> Written instruction
Take the data below and repeat it exactly.
═══ Working data
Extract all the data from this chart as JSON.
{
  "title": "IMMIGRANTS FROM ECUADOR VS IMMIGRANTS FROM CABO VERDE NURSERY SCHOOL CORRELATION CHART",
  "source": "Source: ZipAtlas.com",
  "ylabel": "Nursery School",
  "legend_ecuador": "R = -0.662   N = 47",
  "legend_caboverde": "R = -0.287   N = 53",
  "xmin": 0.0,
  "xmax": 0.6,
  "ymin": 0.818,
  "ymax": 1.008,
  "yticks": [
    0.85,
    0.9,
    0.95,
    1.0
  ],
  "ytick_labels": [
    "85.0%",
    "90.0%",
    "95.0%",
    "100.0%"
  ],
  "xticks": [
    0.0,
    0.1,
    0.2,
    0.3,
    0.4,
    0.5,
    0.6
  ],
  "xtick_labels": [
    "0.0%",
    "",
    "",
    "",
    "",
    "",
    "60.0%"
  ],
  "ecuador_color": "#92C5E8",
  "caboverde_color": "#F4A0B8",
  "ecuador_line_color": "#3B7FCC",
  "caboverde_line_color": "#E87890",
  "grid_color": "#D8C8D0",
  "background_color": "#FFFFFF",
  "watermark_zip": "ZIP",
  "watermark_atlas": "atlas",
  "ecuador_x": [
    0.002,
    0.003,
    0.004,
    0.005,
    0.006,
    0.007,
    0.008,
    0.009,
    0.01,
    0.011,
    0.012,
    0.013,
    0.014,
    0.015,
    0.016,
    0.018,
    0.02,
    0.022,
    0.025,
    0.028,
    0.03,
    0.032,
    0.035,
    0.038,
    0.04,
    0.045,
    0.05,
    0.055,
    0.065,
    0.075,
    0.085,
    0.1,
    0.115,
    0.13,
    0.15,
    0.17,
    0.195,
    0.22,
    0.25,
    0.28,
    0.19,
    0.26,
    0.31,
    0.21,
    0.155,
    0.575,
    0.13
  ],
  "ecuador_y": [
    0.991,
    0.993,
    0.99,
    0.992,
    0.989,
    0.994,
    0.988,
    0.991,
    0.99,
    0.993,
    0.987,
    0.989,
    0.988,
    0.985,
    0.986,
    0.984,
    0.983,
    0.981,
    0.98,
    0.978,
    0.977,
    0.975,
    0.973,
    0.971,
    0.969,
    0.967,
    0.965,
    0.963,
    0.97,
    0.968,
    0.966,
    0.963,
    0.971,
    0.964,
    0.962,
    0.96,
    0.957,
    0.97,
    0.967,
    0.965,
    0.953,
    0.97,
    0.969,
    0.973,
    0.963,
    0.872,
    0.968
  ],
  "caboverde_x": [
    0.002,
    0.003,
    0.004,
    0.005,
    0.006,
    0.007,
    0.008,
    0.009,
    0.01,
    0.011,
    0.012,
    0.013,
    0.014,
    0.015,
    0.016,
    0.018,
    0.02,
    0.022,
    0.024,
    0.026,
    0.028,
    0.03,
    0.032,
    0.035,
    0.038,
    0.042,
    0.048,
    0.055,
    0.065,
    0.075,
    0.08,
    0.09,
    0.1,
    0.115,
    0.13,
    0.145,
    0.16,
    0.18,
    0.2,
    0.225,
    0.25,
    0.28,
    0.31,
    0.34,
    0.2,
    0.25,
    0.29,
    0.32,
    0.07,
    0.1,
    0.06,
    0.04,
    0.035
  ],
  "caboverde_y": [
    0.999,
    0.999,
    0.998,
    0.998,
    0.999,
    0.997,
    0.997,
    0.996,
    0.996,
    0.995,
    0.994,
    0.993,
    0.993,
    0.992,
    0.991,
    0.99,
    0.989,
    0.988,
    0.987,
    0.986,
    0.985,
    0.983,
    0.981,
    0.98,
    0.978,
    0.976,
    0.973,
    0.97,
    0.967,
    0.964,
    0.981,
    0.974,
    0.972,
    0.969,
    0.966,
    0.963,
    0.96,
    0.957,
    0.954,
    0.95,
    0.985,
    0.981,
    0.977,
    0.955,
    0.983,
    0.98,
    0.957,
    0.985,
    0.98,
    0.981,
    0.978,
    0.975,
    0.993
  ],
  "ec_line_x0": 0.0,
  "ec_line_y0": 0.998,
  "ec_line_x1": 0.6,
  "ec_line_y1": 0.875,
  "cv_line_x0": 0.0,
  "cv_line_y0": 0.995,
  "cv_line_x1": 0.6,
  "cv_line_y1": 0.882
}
══════
> Right answer
Extract all the data from this chart as JSON.
{
  "title": "IMMIGRANTS FROM ECUADOR VS IMMIGRANTS FROM CABO VERDE NURSERY SCHOOL CORRELATION CHART",
  "source": "Source: ZipAtlas.com",
  "ylabel": "Nursery School",
  "legend_ecuador": "R = -0.662   N = 47",
  "legend_caboverde": "R = -0.287   N = 53",
  "xmin": 0.0,
  "xmax": 0.6,
  "ymin": 0.818,
  "ymax": 1.008,
  "yticks": [
    0.85,
    0.9,
    0.95,
    1.0
  ],
  "ytick_labels": [
    "85.0%",
    "90.0%",
    "95.0%",
    "100.0%"
  ],
  "xticks": [
    0.0,
    0.1,
    0.2,
    0.3,
    0.4,
    0.5,
    0.6
  ],
  "xtick_labels": [
    "0.0%",
    "",
    "",
    "",
    "",
    "",
    "60.0%"
  ],
  "ecuador_color": "#92C5E8",
  "caboverde_color": "#F4A0B8",
  "ecuador_line_color": "#3B7FCC",
  "caboverde_line_color": "#E87890",
  "grid_color": "#D8C8D0",
  "background_color": "#FFFFFF",
  "watermark_zip": "ZIP",
  "watermark_atlas": "atlas",
  "ecuador_x": [
    0.002,
    0.003,
    0.004,
    0.005,
    0.006,
    0.007,
    0.008,
    0.009,
    0.01,
    0.011,
    0.012,
    0.013,
    0.014,
    0.015,
    0.016,
    0.018,
    0.02,
    0.022,
    0.025,
    0.028,
    0.03,
    0.032,
    0.035,
    0.038,
    0.04,
    0.045,
    0.05,
    0.055,
    0.065,
    0.075,
    0.085,
    0.1,
    0.115,
    0.13,
    0.15,
    0.17,
    0.195,
    0.22,
    0.25,
    0.28,
    0.19,
    0.26,
    0.31,
    0.21,
    0.155,
    0.575,
    0.13
  ],
  "ecuador_y": [
    0.991,
    0.993,
    0.99,
    0.992,
    0.989,
    0.994,
    0.988,
    0.991,
    0.99,
    0.993,
    0.987,
    0.989,
    0.988,
    0.985,
    0.986,
    0.984,
    0.983,
    0.981,
    0.98,
    0.978,
    0.977,
    0.975,
    0.973,
    0.971,
    0.969,
    0.967,
    0.965,
    0.963,
    0.97,
    0.968,
    0.966,
    0.963,
    0.971,
    0.964,
    0.962,
    0.96,
    0.957,
    0.97,
    0.967,
    0.965,
    0.953,
    0.97,
    0.969,
    0.973,
    0.963,
    0.872,
    0.968
  ],
  "caboverde_x": [
    0.002,
    0.003,
    0.004,
    0.005,
    0.006,
    0.007,
    0.008,
    0.009,
    0.01,
    0.011,
    0.012,
    0.013,
    0.014,
    0.015,
    0.016,
    0.018,
    0.02,
    0.022,
    0.024,
    0.026,
    0.028,
    0.03,
    0.032,
    0.035,
    0.038,
    0.042,
    0.048,
    0.055,
    0.065,
    0.075,
    0.08,
    0.09,
    0.1,
    0.115,
    0.13,
    0.145,
    0.16,
    0.18,
    0.2,
    0.225,
    0.25,
    0.28,
    0.31,
    0.34,
    0.2,
    0.25,
    0.29,
    0.32,
    0.07,
    0.1,
    0.06,
    0.04,
    0.035
  ],
  "caboverde_y": [
    0.999,
    0.999,
    0.998,
    0.998,
    0.999,
    0.997,
    0.997,
    0.996,
    0.996,
    0.995,
    0.994,
    0.993,
    0.993,
    0.992,
    0.991,
    0.99,
    0.989,
    0.988,
    0.987,
    0.986,
    0.985,
    0.983,
    0.981,
    0.98,
    0.978,
    0.976,
    0.973,
    0.97,
    0.967,
    0.964,
    0.981,
    0.974,
    0.972,
    0.969,
    0.966,
    0.963,
    0.96,
    0.957,
    0.954,
    0.95,
    0.985,
    0.981,
    0.977,
    0.955,
    0.983,
    0.98,
    0.957,
    0.985,
    0.98,
    0.981,
    0.978,
    0.975,
    0.993
  ],
  "ec_line_x0": 0.0,
  "ec_line_y0": 0.998,
  "ec_line_x1": 0.6,
  "ec_line_y1": 0.875,
  "cv_line_x0": 0.0,
  "cv_line_y0": 0.995,
  "cv_line_x1": 0.6,
  "cv_line_y1": 0.882
}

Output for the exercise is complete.